*Written problem*: Repeat all entries exactly.

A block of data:

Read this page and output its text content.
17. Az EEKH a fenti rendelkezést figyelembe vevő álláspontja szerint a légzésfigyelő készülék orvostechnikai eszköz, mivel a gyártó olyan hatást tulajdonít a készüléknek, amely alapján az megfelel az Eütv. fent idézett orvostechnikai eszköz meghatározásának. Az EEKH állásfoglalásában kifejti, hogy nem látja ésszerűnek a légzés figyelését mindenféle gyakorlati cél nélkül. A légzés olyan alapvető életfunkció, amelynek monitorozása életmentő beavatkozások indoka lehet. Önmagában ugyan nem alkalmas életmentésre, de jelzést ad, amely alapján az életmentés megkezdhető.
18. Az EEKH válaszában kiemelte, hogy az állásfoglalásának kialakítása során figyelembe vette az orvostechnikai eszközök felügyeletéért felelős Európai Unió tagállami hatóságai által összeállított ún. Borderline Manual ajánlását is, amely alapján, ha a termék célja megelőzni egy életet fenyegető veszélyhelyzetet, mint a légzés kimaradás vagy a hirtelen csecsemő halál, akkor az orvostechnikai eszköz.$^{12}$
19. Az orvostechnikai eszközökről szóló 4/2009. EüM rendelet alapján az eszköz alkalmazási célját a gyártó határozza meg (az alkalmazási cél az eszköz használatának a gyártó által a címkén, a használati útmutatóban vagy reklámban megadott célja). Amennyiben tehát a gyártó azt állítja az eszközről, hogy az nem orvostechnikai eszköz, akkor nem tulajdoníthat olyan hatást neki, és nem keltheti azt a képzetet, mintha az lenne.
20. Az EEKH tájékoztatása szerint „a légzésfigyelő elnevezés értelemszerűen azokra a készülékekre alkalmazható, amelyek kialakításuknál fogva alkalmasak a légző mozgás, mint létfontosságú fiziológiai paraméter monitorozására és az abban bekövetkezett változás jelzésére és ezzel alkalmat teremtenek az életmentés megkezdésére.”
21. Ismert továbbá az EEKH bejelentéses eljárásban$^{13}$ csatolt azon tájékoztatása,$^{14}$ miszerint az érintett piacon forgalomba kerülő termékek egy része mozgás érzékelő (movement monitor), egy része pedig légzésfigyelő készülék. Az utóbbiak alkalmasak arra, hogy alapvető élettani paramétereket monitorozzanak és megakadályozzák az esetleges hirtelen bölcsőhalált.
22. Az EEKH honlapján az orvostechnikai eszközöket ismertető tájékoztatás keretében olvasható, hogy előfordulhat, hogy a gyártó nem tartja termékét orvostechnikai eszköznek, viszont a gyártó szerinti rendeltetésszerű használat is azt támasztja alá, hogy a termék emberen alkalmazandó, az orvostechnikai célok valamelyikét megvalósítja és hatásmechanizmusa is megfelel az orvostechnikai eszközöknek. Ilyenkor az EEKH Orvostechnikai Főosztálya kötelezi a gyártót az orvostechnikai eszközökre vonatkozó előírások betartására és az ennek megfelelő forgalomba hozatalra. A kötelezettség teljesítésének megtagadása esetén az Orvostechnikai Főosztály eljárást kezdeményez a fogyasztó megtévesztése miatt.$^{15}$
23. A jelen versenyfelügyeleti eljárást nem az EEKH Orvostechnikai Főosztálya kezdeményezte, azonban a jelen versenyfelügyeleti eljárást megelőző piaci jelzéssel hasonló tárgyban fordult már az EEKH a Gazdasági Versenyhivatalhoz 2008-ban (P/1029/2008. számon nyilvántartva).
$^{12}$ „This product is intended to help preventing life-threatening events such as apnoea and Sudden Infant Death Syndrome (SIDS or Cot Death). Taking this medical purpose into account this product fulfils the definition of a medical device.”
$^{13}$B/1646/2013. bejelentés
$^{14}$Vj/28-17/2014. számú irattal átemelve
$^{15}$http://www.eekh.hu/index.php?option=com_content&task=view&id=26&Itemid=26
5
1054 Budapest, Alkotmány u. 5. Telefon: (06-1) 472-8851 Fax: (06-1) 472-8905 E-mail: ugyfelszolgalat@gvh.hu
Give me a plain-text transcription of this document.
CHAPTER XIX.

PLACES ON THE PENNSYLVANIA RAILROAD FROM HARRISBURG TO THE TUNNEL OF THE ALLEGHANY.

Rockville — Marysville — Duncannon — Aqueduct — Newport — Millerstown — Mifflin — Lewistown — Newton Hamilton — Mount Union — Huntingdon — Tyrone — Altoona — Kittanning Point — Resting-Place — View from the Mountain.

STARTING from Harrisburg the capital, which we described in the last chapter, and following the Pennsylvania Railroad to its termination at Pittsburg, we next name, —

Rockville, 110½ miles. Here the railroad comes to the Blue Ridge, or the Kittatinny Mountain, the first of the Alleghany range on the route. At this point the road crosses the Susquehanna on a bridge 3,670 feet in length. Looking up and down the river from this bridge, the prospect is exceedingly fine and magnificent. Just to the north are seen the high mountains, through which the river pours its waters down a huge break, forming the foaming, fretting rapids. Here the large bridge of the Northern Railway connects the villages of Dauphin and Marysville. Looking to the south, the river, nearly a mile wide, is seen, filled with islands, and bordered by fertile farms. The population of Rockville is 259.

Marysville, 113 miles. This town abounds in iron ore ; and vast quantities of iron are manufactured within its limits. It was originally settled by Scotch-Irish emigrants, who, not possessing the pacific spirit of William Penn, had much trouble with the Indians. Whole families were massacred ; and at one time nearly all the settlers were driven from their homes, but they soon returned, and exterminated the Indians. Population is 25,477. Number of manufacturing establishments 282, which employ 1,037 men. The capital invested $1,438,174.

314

*Solved exercise*:
Read this page and output its text content.
17. Az EEKH a fenti rendelkezést figyelembe vevő álláspontja szerint a légzésfigyelő készülék orvostechnikai eszköz, mivel a gyártó olyan hatást tulajdonít a készüléknek, amely alapján az megfelel az Eütv. fent idézett orvostechnikai eszköz meghatározásának. Az EEKH állásfoglalásában kifejti, hogy nem látja ésszerűnek a légzés figyelését mindenféle gyakorlati cél nélkül. A légzés olyan alapvető életfunkció, amelynek monitorozása életmentő beavatkozások indoka lehet. Önmagában ugyan nem alkalmas életmentésre, de jelzést ad, amely alapján az életmentés megkezdhető.
18. Az EEKH válaszában kiemelte, hogy az állásfoglalásának kialakítása során figyelembe vette az orvostechnikai eszközök felügyeletéért felelős Európai Unió tagállami hatóságai által összeállított ún. Borderline Manual ajánlását is, amely alapján, ha a termék célja megelőzni egy életet fenyegető veszélyhelyzetet, mint a légzés kimaradás vagy a hirtelen csecsemő halál, akkor az orvostechnikai eszköz.$^{12}$
19. Az orvostechnikai eszközökről szóló 4/2009. EüM rendelet alapján az eszköz alkalmazási célját a gyártó határozza meg (az alkalmazási cél az eszköz használatának a gyártó által a címkén, a használati útmutatóban vagy reklámban megadott célja). Amennyiben tehát a gyártó azt állítja az eszközről, hogy az nem orvostechnikai eszköz, akkor nem tulajdoníthat olyan hatást neki, és nem keltheti azt a képzetet, mintha az lenne.
20. Az EEKH tájékoztatása szerint „a légzésfigyelő elnevezés értelemszerűen azokra a készülékekre alkalmazható, amelyek kialakításuknál fogva alkalmasak a légző mozgás, mint létfontosságú fiziológiai paraméter monitorozására és az abban bekövetkezett változás jelzésére és ezzel alkalmat teremtenek az életmentés megkezdésére.”
21. Ismert továbbá az EEKH bejelentéses eljárásban$^{13}$ csatolt azon tájékoztatása,$^{14}$ miszerint az érintett piacon forgalomba kerülő termékek egy része mozgás érzékelő (movement monitor), egy része pedig légzésfigyelő készülék. Az utóbbiak alkalmasak arra, hogy alapvető élettani paramétereket monitorozzanak és megakadályozzák az esetleges hirtelen bölcsőhalált.
22. Az EEKH honlapján az orvostechnikai eszközöket ismertető tájékoztatás keretében olvasható, hogy előfordulhat, hogy a gyártó nem tartja termékét orvostechnikai eszköznek, viszont a gyártó szerinti rendeltetésszerű használat is azt támasztja alá, hogy a termék emberen alkalmazandó, az orvostechnikai célok valamelyikét megvalósítja és hatásmechanizmusa is megfelel az orvostechnikai eszközöknek. Ilyenkor az EEKH Orvostechnikai Főosztálya kötelezi a gyártót az orvostechnikai eszközökre vonatkozó előírások betartására és az ennek megfelelő forgalomba hozatalra. A kötelezettség teljesítésének megtagadása esetén az Orvostechnikai Főosztály eljárást kezdeményez a fogyasztó megtévesztése miatt.$^{15}$
23. A jelen versenyfelügyeleti eljárást nem az EEKH Orvostechnikai Főosztálya kezdeményezte, azonban a jelen versenyfelügyeleti eljárást megelőző piaci jelzéssel hasonló tárgyban fordult már az EEKH a Gazdasági Versenyhivatalhoz 2008-ban (P/1029/2008. számon nyilvántartva).
$^{12}$ „This product is intended to help preventing life-threatening events such as apnoea and Sudden Infant Death Syndrome (SIDS or Cot Death). Taking this medical purpose into account this product fulfils the definition of a medical device.”
$^{13}$B/1646/2013. bejelentés
$^{14}$Vj/28-17/2014. számú irattal átemelve
$^{15}$http://www.eekh.hu/index.php?option=com_content&task=view&id=26&Itemid=26
5
1054 Budapest, Alkotmány u. 5. Telefon: (06-1) 472-8851 Fax: (06-1) 472-8905 E-mail: ugyfelszolgalat@gvh.hu
Give me a plain-text transcription of this document.
CHAPTER XIX.

PLACES ON THE PENNSYLVANIA RAILROAD FROM HARRISBURG TO THE TUNNEL OF THE ALLEGHANY.

Rockville — Marysville — Duncannon — Aqueduct — Newport — Millerstown — Mifflin — Lewistown — Newton Hamilton — Mount Union — Huntingdon — Tyrone — Altoona — Kittanning Point — Resting-Place — View from the Mountain.

STARTING from Harrisburg the capital, which we described in the last chapter, and following the Pennsylvania Railroad to its termination at Pittsburg, we next name, —

Rockville, 110½ miles. Here the railroad comes to the Blue Ridge, or the Kittatinny Mountain, the first of the Alleghany range on the route. At this point the road crosses the Susquehanna on a bridge 3,670 feet in length. Looking up and down the river from this bridge, the prospect is exceedingly fine and magnificent. Just to the north are seen the high mountains, through which the river pours its waters down a huge break, forming the foaming, fretting rapids. Here the large bridge of the Northern Railway connects the villages of Dauphin and Marysville. Looking to the south, the river, nearly a mile wide, is seen, filled with islands, and bordered by fertile farms. The population of Rockville is 259.

Marysville, 113 miles. This town abounds in iron ore ; and vast quantities of iron are manufactured within its limits. It was originally settled by Scotch-Irish emigrants, who, not possessing the pacific spirit of William Penn, had much trouble with the Indians. Whole families were massacred ; and at one time nearly all the settlers were driven from their homes, but they soon returned, and exterminated the Indians. Population is 25,477. Number of manufacturing establishments 282, which employ 1,037 men. The capital invested $1,438,174.

314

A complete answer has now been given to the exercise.